GOAL OF THE EXERCISE: Put the material into a Markdown table with the columns Row and Line. Begin at the line that has "source-line: 2 <a", stop after the line that has "meta-label: Python Path: xyxy=(115,344,214,361)", number each row, and leave out blank lines.

AVAILABLE RECORDS:
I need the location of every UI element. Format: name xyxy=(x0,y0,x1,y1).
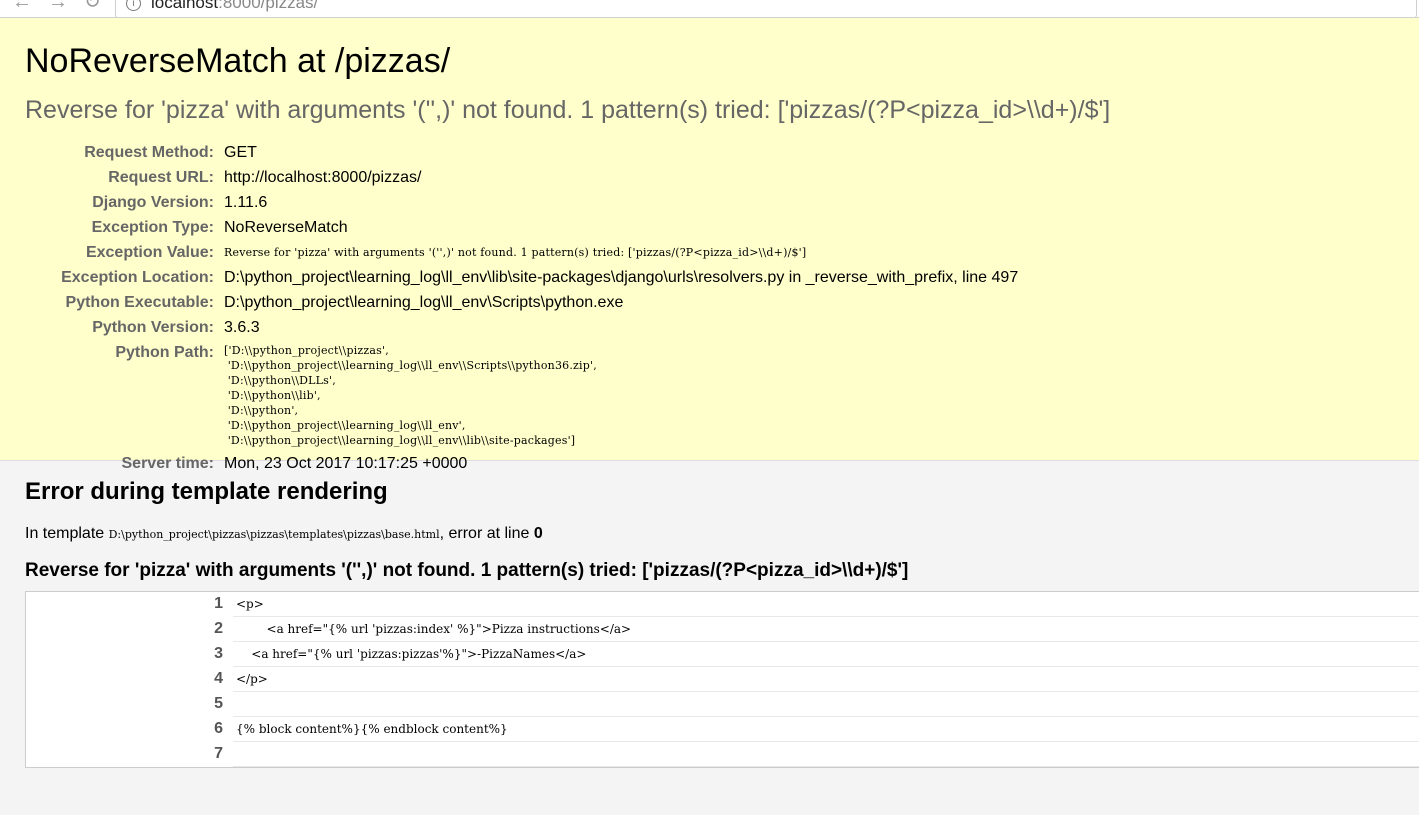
source-line: 2 <a href="{% url 'pizzas:index' %}">Piz… xyxy=(26,616,1419,642)
line-number: 5 xyxy=(26,691,233,717)
line-code: </p> xyxy=(233,666,1419,692)
reload-icon[interactable]: ↻ xyxy=(84,0,101,12)
line-number: 4 xyxy=(26,666,233,692)
meta-row: Python Executable: D:\python_project\lear… xyxy=(25,290,1018,315)
meta-value: GET xyxy=(224,144,257,161)
meta-label: Exception Location: xyxy=(61,269,214,286)
line-number: 2 xyxy=(26,616,233,642)
meta-value: 3.6.3 xyxy=(224,319,260,336)
line-number: 7 xyxy=(26,741,233,767)
arrow-right-icon[interactable]: → xyxy=(48,0,68,12)
meta-row: Django Version: 1.11.6 xyxy=(25,190,1018,215)
source-line: 6 {% block content%}{% endblock content%} xyxy=(26,716,1419,742)
address-bar[interactable]: i localhost:8000/pizzas/ xyxy=(115,0,1417,17)
meta-row: Exception Value: Reverse for 'pizza' with… xyxy=(25,240,1018,265)
line-number: 1 xyxy=(26,592,233,617)
address-url: localhost:8000/pizzas/ xyxy=(151,0,319,12)
template-source: 1 <p> 2 <a href="{% url 'pizzas:index' %}"… xyxy=(25,591,1419,768)
meta-label: Exception Value: xyxy=(85,244,214,261)
line-number: 3 xyxy=(26,641,233,667)
source-line: 7 xyxy=(26,741,1419,767)
exception-value-heading: Reverse for 'pizza' with arguments '('',… xyxy=(25,96,1111,124)
meta-label: Python Path: xyxy=(115,344,214,361)
python-path-value: ['D:\\python_project\\pizzas', 'D:\\pyth… xyxy=(224,344,597,447)
meta-value: 1.11.6 xyxy=(224,194,268,211)
info-icon[interactable]: i xyxy=(126,0,141,11)
meta-label: Request URL: xyxy=(108,169,214,186)
template-path: D:\python_project\pizzas\pizzas\template… xyxy=(108,528,440,541)
meta-value: NoReverseMatch xyxy=(224,219,348,236)
line-code: <p> xyxy=(233,592,1419,617)
line-code: <a href="{% url 'pizzas:index' %}">Pizza… xyxy=(233,616,1419,642)
meta-row: Python Path: ['D:\\python_project\\pizzas… xyxy=(25,340,1018,451)
meta-row: Python Version: 3.6.3 xyxy=(25,315,1018,340)
request-meta-table: Request Method: GET Request URL: http://loc… xyxy=(25,140,1018,476)
meta-label: Python Version: xyxy=(92,319,214,336)
template-error-section: Error during template rendering In templ… xyxy=(0,461,1419,768)
line-number: 6 xyxy=(26,716,233,742)
template-location: In template D:\python_project\pizzas\piz… xyxy=(25,525,543,542)
template-error-heading: Error during template rendering xyxy=(25,478,388,505)
meta-value: D:\python_project\learning_log\ll_env\li… xyxy=(224,269,1019,286)
meta-value: Reverse for 'pizza' with arguments '('',… xyxy=(224,246,807,259)
template-error-message: Reverse for 'pizza' with arguments '('',… xyxy=(25,560,909,581)
error-line-number: 0 xyxy=(533,525,543,542)
browser-toolbar: ← → ↻ i localhost:8000/pizzas/ xyxy=(0,0,1419,18)
page-title: NoReverseMatch at /pizzas/ xyxy=(25,42,451,80)
meta-value: ['D:\\python_project\\pizzas', 'D:\\pyth… xyxy=(224,340,1018,451)
meta-row: Exception Type: NoReverseMatch xyxy=(25,215,1018,240)
line-code xyxy=(233,741,1419,767)
line-code xyxy=(233,691,1419,717)
source-line: 4 </p> xyxy=(26,666,1419,692)
meta-label: Exception Type: xyxy=(91,219,214,236)
meta-value: http://localhost:8000/pizzas/ xyxy=(224,169,422,186)
arrow-left-icon[interactable]: ← xyxy=(12,0,32,12)
error-summary: NoReverseMatch at /pizzas/ Reverse for '… xyxy=(0,18,1419,472)
meta-row: Request URL: http://localhost:8000/pizzas… xyxy=(25,165,1018,190)
meta-label: Django Version: xyxy=(92,194,214,211)
source-line: 3 <a href="{% url 'pizzas:pizzas'%}">-Pi… xyxy=(26,641,1419,667)
line-code: <a href="{% url 'pizzas:pizzas'%}">-Pizz… xyxy=(233,641,1419,667)
line-code: {% block content%}{% endblock content%} xyxy=(233,716,1419,742)
source-line: 1 <p> xyxy=(26,592,1419,617)
source-line: 5 xyxy=(26,691,1419,717)
meta-row: Request Method: GET xyxy=(25,140,1018,165)
meta-label: Python Executable: xyxy=(65,294,214,311)
meta-label: Request Method: xyxy=(84,144,214,161)
meta-value: D:\python_project\learning_log\ll_env\Sc… xyxy=(224,294,624,311)
meta-row: Exception Location: D:\python_project\lea… xyxy=(25,265,1018,290)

REPLY TO THE EXERCISE:
| Row | Line |
|---|---|
| 1 | source-line: 2 <a href="{% url 'pizzas:index' %}">Piz… xyxy=(26,616,1419,642) |
| 2 | line-number: 5 xyxy=(26,691,233,717) |
| 3 | line-code: </p> xyxy=(233,666,1419,692) |
| 4 | reload-icon[interactable]: ↻ xyxy=(84,0,101,12) |
| 5 | line-number: 4 xyxy=(26,666,233,692) |
| 6 | meta-row: Python Executable: D:\python_project\lear… xyxy=(25,290,1018,315) |
| 7 | meta-value: GET xyxy=(224,144,257,161) |
| 8 | meta-label: Exception Location: xyxy=(61,269,214,286) |
| 9 | line-number: 2 xyxy=(26,616,233,642) |
| 10 | meta-value: 3.6.3 xyxy=(224,319,260,336) |
| 11 | line-number: 7 xyxy=(26,741,233,767) |
| 12 | arrow-right-icon[interactable]: → xyxy=(48,0,68,12) |
| 13 | meta-row: Django Version: 1.11.6 xyxy=(25,190,1018,215) |
| 14 | source-line: 6 {% block content%}{% endblock content%} xyxy=(26,716,1419,742) |
| 15 | address-bar[interactable]: i localhost:8000/pizzas/ xyxy=(115,0,1417,17) |
| 16 | meta-row: Exception Value: Reverse for 'pizza' with… xyxy=(25,240,1018,265) |
| 17 | line-number: 1 xyxy=(26,592,233,617) |
| 18 | address-url: localhost:8000/pizzas/ xyxy=(151,0,319,12) |
| 19 | template-source: 1 <p> 2 <a href="{% url 'pizzas:index' %}"… xyxy=(25,591,1419,768) |
| 20 | meta-label: Exception Value: xyxy=(85,244,214,261) |
| 21 | line-number: 3 xyxy=(26,641,233,667) |
| 22 | source-line: 7 xyxy=(26,741,1419,767) |
| 23 | exception-value-heading: Reverse for 'pizza' with arguments '('',… xyxy=(25,96,1111,124) |
| 24 | meta-label: Python Path: xyxy=(115,344,214,361) |